● **Problem statement**: What is the count of lines that hold the word "name"? Give only the number.

● **Given information**:
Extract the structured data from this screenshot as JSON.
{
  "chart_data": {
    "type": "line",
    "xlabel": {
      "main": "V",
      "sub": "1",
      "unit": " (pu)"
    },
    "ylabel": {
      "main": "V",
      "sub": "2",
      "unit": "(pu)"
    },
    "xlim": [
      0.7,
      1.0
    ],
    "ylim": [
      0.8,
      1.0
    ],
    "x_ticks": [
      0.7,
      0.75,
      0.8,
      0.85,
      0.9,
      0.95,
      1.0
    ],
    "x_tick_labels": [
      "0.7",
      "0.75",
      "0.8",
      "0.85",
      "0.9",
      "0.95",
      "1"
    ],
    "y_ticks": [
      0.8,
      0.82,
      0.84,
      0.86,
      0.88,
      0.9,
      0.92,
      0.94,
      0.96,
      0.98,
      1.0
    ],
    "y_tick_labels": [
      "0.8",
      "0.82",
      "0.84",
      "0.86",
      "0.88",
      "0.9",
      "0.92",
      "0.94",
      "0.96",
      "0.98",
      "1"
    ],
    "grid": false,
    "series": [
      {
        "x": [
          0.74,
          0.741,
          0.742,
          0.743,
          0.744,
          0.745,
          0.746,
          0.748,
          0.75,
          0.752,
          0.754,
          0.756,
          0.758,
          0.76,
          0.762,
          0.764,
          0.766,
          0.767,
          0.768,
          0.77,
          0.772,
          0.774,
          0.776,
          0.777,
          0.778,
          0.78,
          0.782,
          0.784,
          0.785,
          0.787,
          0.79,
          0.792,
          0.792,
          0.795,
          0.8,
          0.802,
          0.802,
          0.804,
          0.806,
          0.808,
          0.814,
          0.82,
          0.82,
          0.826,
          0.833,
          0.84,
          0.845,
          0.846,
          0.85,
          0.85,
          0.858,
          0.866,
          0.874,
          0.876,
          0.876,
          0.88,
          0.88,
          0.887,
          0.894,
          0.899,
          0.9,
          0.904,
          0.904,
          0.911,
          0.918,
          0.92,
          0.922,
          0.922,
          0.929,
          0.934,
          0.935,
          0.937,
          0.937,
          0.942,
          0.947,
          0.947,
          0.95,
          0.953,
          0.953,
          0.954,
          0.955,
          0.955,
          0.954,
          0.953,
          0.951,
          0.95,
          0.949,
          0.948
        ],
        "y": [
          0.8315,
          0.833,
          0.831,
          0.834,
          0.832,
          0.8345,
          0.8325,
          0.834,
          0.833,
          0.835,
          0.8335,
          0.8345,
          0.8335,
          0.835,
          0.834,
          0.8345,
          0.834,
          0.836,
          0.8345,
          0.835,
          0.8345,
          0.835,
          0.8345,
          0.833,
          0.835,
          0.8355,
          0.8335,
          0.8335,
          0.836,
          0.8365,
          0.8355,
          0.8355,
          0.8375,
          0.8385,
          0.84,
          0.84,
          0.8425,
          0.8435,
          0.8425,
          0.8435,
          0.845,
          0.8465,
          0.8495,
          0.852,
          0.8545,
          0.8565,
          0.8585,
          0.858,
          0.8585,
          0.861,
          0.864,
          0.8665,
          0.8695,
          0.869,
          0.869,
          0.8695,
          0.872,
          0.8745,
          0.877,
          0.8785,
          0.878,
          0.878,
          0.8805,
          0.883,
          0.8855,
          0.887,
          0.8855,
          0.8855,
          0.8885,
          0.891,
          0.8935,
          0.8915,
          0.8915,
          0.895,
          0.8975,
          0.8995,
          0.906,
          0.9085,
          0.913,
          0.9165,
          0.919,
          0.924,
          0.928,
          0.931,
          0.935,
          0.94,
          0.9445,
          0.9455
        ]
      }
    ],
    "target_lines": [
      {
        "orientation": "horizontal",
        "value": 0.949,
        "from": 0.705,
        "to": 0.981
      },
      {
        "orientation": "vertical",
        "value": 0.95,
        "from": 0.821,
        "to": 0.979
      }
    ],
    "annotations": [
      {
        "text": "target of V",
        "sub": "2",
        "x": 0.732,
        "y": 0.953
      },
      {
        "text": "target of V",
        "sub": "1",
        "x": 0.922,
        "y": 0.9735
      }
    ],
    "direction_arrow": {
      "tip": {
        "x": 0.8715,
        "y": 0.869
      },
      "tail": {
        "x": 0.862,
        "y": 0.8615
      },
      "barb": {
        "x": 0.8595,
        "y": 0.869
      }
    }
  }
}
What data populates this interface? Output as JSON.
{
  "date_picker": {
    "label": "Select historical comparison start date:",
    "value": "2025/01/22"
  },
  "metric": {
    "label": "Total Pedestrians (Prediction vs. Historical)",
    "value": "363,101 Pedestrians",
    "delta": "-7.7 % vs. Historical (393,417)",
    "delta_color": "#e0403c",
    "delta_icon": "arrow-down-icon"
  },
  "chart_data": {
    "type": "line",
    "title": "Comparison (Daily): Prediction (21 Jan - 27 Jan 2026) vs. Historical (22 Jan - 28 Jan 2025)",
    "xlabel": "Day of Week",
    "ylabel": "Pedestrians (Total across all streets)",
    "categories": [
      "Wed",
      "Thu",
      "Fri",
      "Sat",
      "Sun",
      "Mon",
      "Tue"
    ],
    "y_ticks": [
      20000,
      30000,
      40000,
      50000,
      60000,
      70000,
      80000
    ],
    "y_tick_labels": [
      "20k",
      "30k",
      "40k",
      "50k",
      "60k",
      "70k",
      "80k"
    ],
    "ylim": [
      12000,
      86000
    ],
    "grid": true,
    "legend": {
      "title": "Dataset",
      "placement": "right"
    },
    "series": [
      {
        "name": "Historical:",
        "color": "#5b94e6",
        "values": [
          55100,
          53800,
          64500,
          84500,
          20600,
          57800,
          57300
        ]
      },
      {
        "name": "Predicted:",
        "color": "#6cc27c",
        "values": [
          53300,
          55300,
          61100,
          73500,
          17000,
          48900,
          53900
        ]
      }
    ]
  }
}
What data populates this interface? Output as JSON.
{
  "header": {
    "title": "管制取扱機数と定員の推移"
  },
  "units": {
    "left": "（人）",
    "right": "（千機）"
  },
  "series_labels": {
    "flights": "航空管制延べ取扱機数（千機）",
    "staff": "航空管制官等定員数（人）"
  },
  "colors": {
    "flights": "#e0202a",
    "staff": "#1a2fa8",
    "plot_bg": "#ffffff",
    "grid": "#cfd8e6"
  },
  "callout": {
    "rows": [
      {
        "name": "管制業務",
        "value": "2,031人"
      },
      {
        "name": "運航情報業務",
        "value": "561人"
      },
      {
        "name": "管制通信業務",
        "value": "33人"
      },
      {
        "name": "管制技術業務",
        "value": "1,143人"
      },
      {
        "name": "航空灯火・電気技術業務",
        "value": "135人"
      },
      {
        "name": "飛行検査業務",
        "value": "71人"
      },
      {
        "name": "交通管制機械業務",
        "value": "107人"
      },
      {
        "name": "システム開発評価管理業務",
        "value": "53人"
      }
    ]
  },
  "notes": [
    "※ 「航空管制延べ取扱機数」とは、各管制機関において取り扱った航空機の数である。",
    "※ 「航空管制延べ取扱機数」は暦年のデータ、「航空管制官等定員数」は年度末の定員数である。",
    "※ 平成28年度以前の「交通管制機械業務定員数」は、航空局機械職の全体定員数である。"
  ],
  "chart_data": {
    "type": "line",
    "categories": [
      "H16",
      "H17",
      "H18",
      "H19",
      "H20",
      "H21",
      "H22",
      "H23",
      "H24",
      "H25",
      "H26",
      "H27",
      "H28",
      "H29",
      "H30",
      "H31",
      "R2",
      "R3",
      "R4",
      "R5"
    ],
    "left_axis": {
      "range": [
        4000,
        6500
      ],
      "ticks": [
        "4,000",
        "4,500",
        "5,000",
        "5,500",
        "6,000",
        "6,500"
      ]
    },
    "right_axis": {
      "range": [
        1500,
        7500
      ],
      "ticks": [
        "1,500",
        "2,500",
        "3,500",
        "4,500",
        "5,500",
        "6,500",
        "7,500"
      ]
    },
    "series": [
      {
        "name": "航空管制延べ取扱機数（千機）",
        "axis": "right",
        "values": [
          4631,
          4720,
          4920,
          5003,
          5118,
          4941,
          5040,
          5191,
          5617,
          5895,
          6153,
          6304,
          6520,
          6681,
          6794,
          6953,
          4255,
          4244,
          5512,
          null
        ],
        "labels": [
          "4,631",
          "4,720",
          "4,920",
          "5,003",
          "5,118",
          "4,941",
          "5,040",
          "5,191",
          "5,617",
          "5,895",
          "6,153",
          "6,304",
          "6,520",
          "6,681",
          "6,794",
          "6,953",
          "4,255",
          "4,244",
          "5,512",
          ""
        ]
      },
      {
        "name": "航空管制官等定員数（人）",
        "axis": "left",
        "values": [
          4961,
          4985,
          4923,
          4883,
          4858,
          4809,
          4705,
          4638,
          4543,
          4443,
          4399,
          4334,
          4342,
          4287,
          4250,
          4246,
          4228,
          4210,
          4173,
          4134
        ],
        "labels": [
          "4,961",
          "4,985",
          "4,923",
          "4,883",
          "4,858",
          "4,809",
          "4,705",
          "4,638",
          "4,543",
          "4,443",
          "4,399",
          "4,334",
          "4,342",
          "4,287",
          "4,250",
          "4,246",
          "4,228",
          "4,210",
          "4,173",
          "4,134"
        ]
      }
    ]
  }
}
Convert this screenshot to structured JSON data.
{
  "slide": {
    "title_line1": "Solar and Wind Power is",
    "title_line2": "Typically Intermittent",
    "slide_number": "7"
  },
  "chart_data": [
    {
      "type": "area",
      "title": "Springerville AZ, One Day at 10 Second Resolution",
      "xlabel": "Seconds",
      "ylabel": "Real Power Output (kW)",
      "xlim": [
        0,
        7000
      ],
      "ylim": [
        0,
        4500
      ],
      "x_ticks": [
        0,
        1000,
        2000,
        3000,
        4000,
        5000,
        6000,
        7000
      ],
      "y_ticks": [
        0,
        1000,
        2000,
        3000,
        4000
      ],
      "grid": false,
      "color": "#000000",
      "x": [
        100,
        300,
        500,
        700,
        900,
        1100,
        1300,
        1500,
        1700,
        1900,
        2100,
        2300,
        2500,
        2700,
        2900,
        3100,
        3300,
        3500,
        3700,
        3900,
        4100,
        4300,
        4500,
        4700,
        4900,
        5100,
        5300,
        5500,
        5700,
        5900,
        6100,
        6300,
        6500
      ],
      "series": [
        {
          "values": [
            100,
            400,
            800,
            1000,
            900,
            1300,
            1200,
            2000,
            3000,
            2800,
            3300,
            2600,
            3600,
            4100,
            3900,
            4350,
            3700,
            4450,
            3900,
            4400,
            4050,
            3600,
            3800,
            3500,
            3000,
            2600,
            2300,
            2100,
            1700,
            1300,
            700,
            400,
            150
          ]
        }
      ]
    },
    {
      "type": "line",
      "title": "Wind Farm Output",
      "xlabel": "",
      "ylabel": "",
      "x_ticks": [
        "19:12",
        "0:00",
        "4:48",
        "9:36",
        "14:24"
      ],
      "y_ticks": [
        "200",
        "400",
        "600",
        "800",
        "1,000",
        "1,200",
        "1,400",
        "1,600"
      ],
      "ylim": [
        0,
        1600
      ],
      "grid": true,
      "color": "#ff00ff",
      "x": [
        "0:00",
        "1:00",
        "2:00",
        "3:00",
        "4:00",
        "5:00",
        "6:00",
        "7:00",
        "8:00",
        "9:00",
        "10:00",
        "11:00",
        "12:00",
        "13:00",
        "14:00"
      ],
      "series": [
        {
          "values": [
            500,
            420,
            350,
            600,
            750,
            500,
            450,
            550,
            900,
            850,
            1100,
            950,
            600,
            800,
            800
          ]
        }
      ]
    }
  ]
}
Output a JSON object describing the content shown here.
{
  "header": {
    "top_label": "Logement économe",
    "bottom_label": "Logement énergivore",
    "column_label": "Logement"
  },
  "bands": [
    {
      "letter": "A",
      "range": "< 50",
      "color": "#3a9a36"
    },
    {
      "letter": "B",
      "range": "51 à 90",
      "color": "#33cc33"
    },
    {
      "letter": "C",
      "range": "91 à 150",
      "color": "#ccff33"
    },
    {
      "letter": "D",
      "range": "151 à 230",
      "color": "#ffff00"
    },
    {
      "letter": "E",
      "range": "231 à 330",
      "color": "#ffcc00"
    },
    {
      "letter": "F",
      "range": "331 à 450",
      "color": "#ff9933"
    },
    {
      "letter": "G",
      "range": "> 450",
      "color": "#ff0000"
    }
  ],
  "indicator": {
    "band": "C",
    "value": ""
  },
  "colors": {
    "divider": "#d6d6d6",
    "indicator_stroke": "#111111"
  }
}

● **Result for this task**: 12